● **Goal**: Output the material below in full, exactly as it is.

● **Entries with figure data**:

--- Start ---

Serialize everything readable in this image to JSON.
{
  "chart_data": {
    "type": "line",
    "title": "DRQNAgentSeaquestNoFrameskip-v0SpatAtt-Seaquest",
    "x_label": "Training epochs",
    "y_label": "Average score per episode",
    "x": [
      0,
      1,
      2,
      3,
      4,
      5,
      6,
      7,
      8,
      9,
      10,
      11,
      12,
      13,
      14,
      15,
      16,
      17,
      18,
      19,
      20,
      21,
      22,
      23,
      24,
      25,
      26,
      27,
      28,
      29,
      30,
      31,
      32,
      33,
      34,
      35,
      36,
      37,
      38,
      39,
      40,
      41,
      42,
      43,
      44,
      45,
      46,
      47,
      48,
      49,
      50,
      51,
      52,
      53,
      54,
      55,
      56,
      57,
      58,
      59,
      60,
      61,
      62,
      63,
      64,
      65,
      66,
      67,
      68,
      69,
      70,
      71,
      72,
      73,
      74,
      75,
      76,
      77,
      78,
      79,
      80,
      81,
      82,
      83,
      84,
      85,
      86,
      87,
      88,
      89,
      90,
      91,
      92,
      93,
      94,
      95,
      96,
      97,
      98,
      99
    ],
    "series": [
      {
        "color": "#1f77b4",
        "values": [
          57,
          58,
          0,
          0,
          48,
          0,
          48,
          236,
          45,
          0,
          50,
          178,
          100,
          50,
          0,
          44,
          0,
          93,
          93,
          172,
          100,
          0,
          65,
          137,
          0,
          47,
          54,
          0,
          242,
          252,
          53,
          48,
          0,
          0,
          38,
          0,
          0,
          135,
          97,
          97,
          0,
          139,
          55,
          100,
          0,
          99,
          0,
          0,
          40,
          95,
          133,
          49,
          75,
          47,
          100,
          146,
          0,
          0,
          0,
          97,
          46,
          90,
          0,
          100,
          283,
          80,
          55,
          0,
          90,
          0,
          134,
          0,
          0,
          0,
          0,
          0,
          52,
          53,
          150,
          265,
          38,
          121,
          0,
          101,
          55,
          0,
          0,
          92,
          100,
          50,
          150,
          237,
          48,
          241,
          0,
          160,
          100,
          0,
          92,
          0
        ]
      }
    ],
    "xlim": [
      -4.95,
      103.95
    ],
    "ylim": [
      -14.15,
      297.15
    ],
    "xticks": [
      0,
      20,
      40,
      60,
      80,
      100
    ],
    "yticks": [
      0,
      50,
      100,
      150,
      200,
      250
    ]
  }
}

--- End ---

● **Task result**:
Serialize everything readable in this image to JSON.
{
  "chart_data": {
    "type": "line",
    "title": "DRQNAgentSeaquestNoFrameskip-v0SpatAtt-Seaquest",
    "x_label": "Training epochs",
    "y_label": "Average score per episode",
    "x": [
      0,
      1,
      2,
      3,
      4,
      5,
      6,
      7,
      8,
      9,
      10,
      11,
      12,
      13,
      14,
      15,
      16,
      17,
      18,
      19,
      20,
      21,
      22,
      23,
      24,
      25,
      26,
      27,
      28,
      29,
      30,
      31,
      32,
      33,
      34,
      35,
      36,
      37,
      38,
      39,
      40,
      41,
      42,
      43,
      44,
      45,
      46,
      47,
      48,
      49,
      50,
      51,
      52,
      53,
      54,
      55,
      56,
      57,
      58,
      59,
      60,
      61,
      62,
      63,
      64,
      65,
      66,
      67,
      68,
      69,
      70,
      71,
      72,
      73,
      74,
      75,
      76,
      77,
      78,
      79,
      80,
      81,
      82,
      83,
      84,
      85,
      86,
      87,
      88,
      89,
      90,
      91,
      92,
      93,
      94,
      95,
      96,
      97,
      98,
      99
    ],
    "series": [
      {
        "color": "#1f77b4",
        "values": [
          57,
          58,
          0,
          0,
          48,
          0,
          48,
          236,
          45,
          0,
          50,
          178,
          100,
          50,
          0,
          44,
          0,
          93,
          93,
          172,
          100,
          0,
          65,
          137,
          0,
          47,
          54,
          0,
          242,
          252,
          53,
          48,
          0,
          0,
          38,
          0,
          0,
          135,
          97,
          97,
          0,
          139,
          55,
          100,
          0,
          99,
          0,
          0,
          40,
          95,
          133,
          49,
          75,
          47,
          100,
          146,
          0,
          0,
          0,
          97,
          46,
          90,
          0,
          100,
          283,
          80,
          55,
          0,
          90,
          0,
          134,
          0,
          0,
          0,
          0,
          0,
          52,
          53,
          150,
          265,
          38,
          121,
          0,
          101,
          55,
          0,
          0,
          92,
          100,
          50,
          150,
          237,
          48,
          241,
          0,
          160,
          100,
          0,
          92,
          0
        ]
      }
    ],
    "xlim": [
      -4.95,
      103.95
    ],
    "ylim": [
      -14.15,
      297.15
    ],
    "xticks": [
      0,
      20,
      40,
      60,
      80,
      100
    ],
    "yticks": [
      0,
      50,
      100,
      150,
      200,
      250
    ]
  }
}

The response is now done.